• **Instruction**:
Retype the data below without altering anything.

— START Given information —

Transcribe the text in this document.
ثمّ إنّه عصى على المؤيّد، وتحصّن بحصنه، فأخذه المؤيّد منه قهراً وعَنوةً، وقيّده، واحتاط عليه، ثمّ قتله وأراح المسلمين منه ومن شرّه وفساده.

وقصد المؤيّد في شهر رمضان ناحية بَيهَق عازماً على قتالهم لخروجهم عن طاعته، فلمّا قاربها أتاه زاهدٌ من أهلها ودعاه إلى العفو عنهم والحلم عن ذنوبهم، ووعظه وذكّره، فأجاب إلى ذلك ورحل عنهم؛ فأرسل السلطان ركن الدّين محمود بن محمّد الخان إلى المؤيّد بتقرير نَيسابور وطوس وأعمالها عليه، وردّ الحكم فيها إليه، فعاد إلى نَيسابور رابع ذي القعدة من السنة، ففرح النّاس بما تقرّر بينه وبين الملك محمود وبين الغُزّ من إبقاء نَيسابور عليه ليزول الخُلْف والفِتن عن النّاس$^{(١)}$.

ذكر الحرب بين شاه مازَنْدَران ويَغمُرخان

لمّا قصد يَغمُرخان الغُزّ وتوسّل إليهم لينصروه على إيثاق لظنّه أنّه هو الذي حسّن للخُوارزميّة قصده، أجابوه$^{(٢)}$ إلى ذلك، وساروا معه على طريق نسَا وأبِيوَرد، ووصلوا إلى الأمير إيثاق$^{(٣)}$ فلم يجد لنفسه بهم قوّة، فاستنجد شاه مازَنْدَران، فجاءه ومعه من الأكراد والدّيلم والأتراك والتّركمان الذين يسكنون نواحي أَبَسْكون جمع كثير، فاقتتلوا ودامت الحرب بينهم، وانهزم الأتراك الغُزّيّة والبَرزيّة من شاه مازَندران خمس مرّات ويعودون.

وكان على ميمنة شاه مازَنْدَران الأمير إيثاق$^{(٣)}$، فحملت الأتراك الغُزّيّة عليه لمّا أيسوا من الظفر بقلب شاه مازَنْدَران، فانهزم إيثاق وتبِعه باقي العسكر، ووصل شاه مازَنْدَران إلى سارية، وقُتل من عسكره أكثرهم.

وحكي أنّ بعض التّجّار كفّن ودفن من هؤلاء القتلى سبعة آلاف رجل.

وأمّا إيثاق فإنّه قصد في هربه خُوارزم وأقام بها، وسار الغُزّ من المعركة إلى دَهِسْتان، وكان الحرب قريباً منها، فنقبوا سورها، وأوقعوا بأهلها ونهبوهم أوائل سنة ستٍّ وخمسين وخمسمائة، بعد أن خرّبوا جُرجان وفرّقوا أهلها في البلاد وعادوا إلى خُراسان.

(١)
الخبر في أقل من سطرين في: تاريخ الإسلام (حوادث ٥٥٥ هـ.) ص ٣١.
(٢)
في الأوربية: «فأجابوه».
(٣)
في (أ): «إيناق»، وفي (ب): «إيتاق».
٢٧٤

— END Given information —

• **Reply to the exercise**:
Transcribe the text in this document.
ثمّ إنّه عصى على المؤيّد، وتحصّن بحصنه، فأخذه المؤيّد منه قهراً وعَنوةً، وقيّده، واحتاط عليه، ثمّ قتله وأراح المسلمين منه ومن شرّه وفساده.

وقصد المؤيّد في شهر رمضان ناحية بَيهَق عازماً على قتالهم لخروجهم عن طاعته، فلمّا قاربها أتاه زاهدٌ من أهلها ودعاه إلى العفو عنهم والحلم عن ذنوبهم، ووعظه وذكّره، فأجاب إلى ذلك ورحل عنهم؛ فأرسل السلطان ركن الدّين محمود بن محمّد الخان إلى المؤيّد بتقرير نَيسابور وطوس وأعمالها عليه، وردّ الحكم فيها إليه، فعاد إلى نَيسابور رابع ذي القعدة من السنة، ففرح النّاس بما تقرّر بينه وبين الملك محمود وبين الغُزّ من إبقاء نَيسابور عليه ليزول الخُلْف والفِتن عن النّاس$^{(١)}$.

ذكر الحرب بين شاه مازَنْدَران ويَغمُرخان

لمّا قصد يَغمُرخان الغُزّ وتوسّل إليهم لينصروه على إيثاق لظنّه أنّه هو الذي حسّن للخُوارزميّة قصده، أجابوه$^{(٢)}$ إلى ذلك، وساروا معه على طريق نسَا وأبِيوَرد، ووصلوا إلى الأمير إيثاق$^{(٣)}$ فلم يجد لنفسه بهم قوّة، فاستنجد شاه مازَنْدَران، فجاءه ومعه من الأكراد والدّيلم والأتراك والتّركمان الذين يسكنون نواحي أَبَسْكون جمع كثير، فاقتتلوا ودامت الحرب بينهم، وانهزم الأتراك الغُزّيّة والبَرزيّة من شاه مازَندران خمس مرّات ويعودون.

وكان على ميمنة شاه مازَنْدَران الأمير إيثاق$^{(٣)}$، فحملت الأتراك الغُزّيّة عليه لمّا أيسوا من الظفر بقلب شاه مازَنْدَران، فانهزم إيثاق وتبِعه باقي العسكر، ووصل شاه مازَنْدَران إلى سارية، وقُتل من عسكره أكثرهم.

وحكي أنّ بعض التّجّار كفّن ودفن من هؤلاء القتلى سبعة آلاف رجل.

وأمّا إيثاق فإنّه قصد في هربه خُوارزم وأقام بها، وسار الغُزّ من المعركة إلى دَهِسْتان، وكان الحرب قريباً منها، فنقبوا سورها، وأوقعوا بأهلها ونهبوهم أوائل سنة ستٍّ وخمسين وخمسمائة، بعد أن خرّبوا جُرجان وفرّقوا أهلها في البلاد وعادوا إلى خُراسان.

(١)
الخبر في أقل من سطرين في: تاريخ الإسلام (حوادث ٥٥٥ هـ.) ص ٣١.
(٢)
في الأوربية: «فأجابوه».
(٣)
في (أ): «إيناق»، وفي (ب): «إيتاق».
٢٧٤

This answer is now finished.